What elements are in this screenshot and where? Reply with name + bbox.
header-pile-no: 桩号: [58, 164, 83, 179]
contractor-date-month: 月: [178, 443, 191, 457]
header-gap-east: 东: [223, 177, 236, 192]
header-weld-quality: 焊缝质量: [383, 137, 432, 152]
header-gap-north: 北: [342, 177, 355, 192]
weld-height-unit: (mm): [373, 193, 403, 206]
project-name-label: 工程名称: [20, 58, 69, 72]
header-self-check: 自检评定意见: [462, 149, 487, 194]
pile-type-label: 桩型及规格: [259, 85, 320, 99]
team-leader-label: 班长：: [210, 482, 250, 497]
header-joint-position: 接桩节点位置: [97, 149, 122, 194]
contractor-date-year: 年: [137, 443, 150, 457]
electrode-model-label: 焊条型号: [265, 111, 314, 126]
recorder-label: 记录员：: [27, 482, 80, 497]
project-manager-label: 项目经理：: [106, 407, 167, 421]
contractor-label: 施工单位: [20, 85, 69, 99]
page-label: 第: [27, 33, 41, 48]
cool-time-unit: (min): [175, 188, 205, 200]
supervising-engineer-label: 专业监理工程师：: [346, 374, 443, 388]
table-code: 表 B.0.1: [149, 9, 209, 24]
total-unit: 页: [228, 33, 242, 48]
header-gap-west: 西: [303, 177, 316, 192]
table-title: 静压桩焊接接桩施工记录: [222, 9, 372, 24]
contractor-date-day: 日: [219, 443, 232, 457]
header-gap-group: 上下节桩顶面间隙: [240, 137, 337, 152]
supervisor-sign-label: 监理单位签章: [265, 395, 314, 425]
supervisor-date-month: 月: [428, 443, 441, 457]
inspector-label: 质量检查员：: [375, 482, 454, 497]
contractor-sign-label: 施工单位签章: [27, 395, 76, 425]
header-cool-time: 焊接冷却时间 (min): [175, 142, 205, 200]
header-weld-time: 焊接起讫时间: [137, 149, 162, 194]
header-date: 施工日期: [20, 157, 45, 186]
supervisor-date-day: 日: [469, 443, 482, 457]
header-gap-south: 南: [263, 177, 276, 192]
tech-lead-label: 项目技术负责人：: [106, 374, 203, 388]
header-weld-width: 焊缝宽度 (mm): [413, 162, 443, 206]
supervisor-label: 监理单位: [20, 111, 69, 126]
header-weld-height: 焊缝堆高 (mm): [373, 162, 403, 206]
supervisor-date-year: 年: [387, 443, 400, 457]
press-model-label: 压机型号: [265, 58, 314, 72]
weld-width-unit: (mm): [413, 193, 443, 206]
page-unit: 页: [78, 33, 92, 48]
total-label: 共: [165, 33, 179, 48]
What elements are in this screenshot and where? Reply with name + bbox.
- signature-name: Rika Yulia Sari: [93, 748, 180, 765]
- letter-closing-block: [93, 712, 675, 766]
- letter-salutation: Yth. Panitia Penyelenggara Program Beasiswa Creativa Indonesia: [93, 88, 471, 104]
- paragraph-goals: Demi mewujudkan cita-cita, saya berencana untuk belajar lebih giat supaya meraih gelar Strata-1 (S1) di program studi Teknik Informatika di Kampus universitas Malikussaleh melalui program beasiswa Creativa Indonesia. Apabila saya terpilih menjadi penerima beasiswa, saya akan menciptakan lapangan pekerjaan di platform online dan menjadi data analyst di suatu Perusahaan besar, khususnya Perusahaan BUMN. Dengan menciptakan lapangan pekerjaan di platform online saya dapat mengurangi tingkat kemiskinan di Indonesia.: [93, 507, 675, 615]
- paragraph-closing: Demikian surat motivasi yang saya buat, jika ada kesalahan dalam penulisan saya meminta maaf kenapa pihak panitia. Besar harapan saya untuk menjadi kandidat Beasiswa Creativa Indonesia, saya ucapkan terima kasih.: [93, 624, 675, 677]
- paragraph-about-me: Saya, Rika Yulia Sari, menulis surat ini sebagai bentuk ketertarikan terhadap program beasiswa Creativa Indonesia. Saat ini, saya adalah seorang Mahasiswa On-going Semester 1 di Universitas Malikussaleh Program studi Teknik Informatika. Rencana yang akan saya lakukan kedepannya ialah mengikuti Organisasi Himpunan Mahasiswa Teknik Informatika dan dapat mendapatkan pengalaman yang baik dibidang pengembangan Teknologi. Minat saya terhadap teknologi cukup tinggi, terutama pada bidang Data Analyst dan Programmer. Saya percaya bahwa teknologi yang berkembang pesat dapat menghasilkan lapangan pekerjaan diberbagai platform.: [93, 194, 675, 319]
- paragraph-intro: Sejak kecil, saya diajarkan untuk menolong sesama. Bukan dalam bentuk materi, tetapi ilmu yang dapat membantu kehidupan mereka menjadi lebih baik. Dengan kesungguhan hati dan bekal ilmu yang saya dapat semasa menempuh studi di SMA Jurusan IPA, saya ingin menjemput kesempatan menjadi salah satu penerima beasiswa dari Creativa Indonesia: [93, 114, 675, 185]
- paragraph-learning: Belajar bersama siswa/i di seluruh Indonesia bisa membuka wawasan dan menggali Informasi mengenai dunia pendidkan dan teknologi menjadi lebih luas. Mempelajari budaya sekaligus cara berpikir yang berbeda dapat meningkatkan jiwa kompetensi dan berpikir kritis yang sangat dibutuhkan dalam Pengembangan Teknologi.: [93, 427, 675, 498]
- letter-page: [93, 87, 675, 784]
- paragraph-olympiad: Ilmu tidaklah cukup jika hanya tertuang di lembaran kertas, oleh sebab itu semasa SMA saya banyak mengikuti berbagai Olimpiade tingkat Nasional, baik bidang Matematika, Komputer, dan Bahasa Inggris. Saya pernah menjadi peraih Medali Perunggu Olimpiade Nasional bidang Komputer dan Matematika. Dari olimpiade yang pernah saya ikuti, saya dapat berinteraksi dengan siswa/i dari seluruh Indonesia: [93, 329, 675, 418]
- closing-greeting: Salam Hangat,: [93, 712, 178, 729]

▬▬▬▬▬▬

- [Challenge]
Return all the lines of the records above without any changes.

- [The result]
What elements are in this screenshot and where? Reply with name + bbox.
header-pile-no: 桩号: [58, 164, 83, 179]
contractor-date-month: 月: [178, 443, 191, 457]
header-gap-east: 东: [223, 177, 236, 192]
header-weld-quality: 焊缝质量: [383, 137, 432, 152]
header-gap-north: 北: [342, 177, 355, 192]
weld-height-unit: (mm): [373, 193, 403, 206]
project-name-label: 工程名称: [20, 58, 69, 72]
header-self-check: 自检评定意见: [462, 149, 487, 194]
pile-type-label: 桩型及规格: [259, 85, 320, 99]
team-leader-label: 班长：: [210, 482, 250, 497]
header-joint-position: 接桩节点位置: [97, 149, 122, 194]
contractor-date-year: 年: [137, 443, 150, 457]
electrode-model-label: 焊条型号: [265, 111, 314, 126]
recorder-label: 记录员：: [27, 482, 80, 497]
project-manager-label: 项目经理：: [106, 407, 167, 421]
contractor-label: 施工单位: [20, 85, 69, 99]
page-label: 第: [27, 33, 41, 48]
cool-time-unit: (min): [175, 188, 205, 200]
supervising-engineer-label: 专业监理工程师：: [346, 374, 443, 388]
table-code: 表 B.0.1: [149, 9, 209, 24]
total-unit: 页: [228, 33, 242, 48]
header-gap-west: 西: [303, 177, 316, 192]
table-title: 静压桩焊接接桩施工记录: [222, 9, 372, 24]
contractor-date-day: 日: [219, 443, 232, 457]
header-gap-group: 上下节桩顶面间隙: [240, 137, 337, 152]
supervisor-sign-label: 监理单位签章: [265, 395, 314, 425]
supervisor-date-month: 月: [428, 443, 441, 457]
inspector-label: 质量检查员：: [375, 482, 454, 497]
contractor-sign-label: 施工单位签章: [27, 395, 76, 425]
header-cool-time: 焊接冷却时间 (min): [175, 142, 205, 200]
header-weld-time: 焊接起讫时间: [137, 149, 162, 194]
header-date: 施工日期: [20, 157, 45, 186]
supervisor-date-day: 日: [469, 443, 482, 457]
header-gap-south: 南: [263, 177, 276, 192]
tech-lead-label: 项目技术负责人：: [106, 374, 203, 388]
header-weld-width: 焊缝宽度 (mm): [413, 162, 443, 206]
supervisor-label: 监理单位: [20, 111, 69, 126]
header-weld-height: 焊缝堆高 (mm): [373, 162, 403, 206]
supervisor-date-year: 年: [387, 443, 400, 457]
press-model-label: 压机型号: [265, 58, 314, 72]
weld-width-unit: (mm): [413, 193, 443, 206]
page-unit: 页: [78, 33, 92, 48]
total-label: 共: [165, 33, 179, 48]
What elements are in this screenshot and where? Reply with name + bbox.
- signature-name: Rika Yulia Sari: [93, 748, 180, 765]
- letter-closing-block: [93, 712, 675, 766]
- letter-salutation: Yth. Panitia Penyelenggara Program Beasiswa Creativa Indonesia: [93, 88, 471, 104]
- paragraph-goals: Demi mewujudkan cita-cita, saya berencana untuk belajar lebih giat supaya meraih gelar Strata-1 (S1) di program studi Teknik Informatika di Kampus universitas Malikussaleh melalui program beasiswa Creativa Indonesia. Apabila saya terpilih menjadi penerima beasiswa, saya akan menciptakan lapangan pekerjaan di platform online dan menjadi data analyst di suatu Perusahaan besar, khususnya Perusahaan BUMN. Dengan menciptakan lapangan pekerjaan di platform online saya dapat mengurangi tingkat kemiskinan di Indonesia.: [93, 507, 675, 615]
- paragraph-closing: Demikian surat motivasi yang saya buat, jika ada kesalahan dalam penulisan saya meminta maaf kenapa pihak panitia. Besar harapan saya untuk menjadi kandidat Beasiswa Creativa Indonesia, saya ucapkan terima kasih.: [93, 624, 675, 677]
- paragraph-about-me: Saya, Rika Yulia Sari, menulis surat ini sebagai bentuk ketertarikan terhadap program beasiswa Creativa Indonesia. Saat ini, saya adalah seorang Mahasiswa On-going Semester 1 di Universitas Malikussaleh Program studi Teknik Informatika. Rencana yang akan saya lakukan kedepannya ialah mengikuti Organisasi Himpunan Mahasiswa Teknik Informatika dan dapat mendapatkan pengalaman yang baik dibidang pengembangan Teknologi. Minat saya terhadap teknologi cukup tinggi, terutama pada bidang Data Analyst dan Programmer. Saya percaya bahwa teknologi yang berkembang pesat dapat menghasilkan lapangan pekerjaan diberbagai platform.: [93, 194, 675, 319]
- paragraph-intro: Sejak kecil, saya diajarkan untuk menolong sesama. Bukan dalam bentuk materi, tetapi ilmu yang dapat membantu kehidupan mereka menjadi lebih baik. Dengan kesungguhan hati dan bekal ilmu yang saya dapat semasa menempuh studi di SMA Jurusan IPA, saya ingin menjemput kesempatan menjadi salah satu penerima beasiswa dari Creativa Indonesia: [93, 114, 675, 185]
- paragraph-learning: Belajar bersama siswa/i di seluruh Indonesia bisa membuka wawasan dan menggali Informasi mengenai dunia pendidkan dan teknologi menjadi lebih luas. Mempelajari budaya sekaligus cara berpikir yang berbeda dapat meningkatkan jiwa kompetensi dan berpikir kritis yang sangat dibutuhkan dalam Pengembangan Teknologi.: [93, 427, 675, 498]
- letter-page: [93, 87, 675, 784]
- paragraph-olympiad: Ilmu tidaklah cukup jika hanya tertuang di lembaran kertas, oleh sebab itu semasa SMA saya banyak mengikuti berbagai Olimpiade tingkat Nasional, baik bidang Matematika, Komputer, dan Bahasa Inggris. Saya pernah menjadi peraih Medali Perunggu Olimpiade Nasional bidang Komputer dan Matematika. Dari olimpiade yang pernah saya ikuti, saya dapat berinteraksi dengan siswa/i dari seluruh Indonesia: [93, 329, 675, 418]
- closing-greeting: Salam Hangat,: [93, 712, 178, 729]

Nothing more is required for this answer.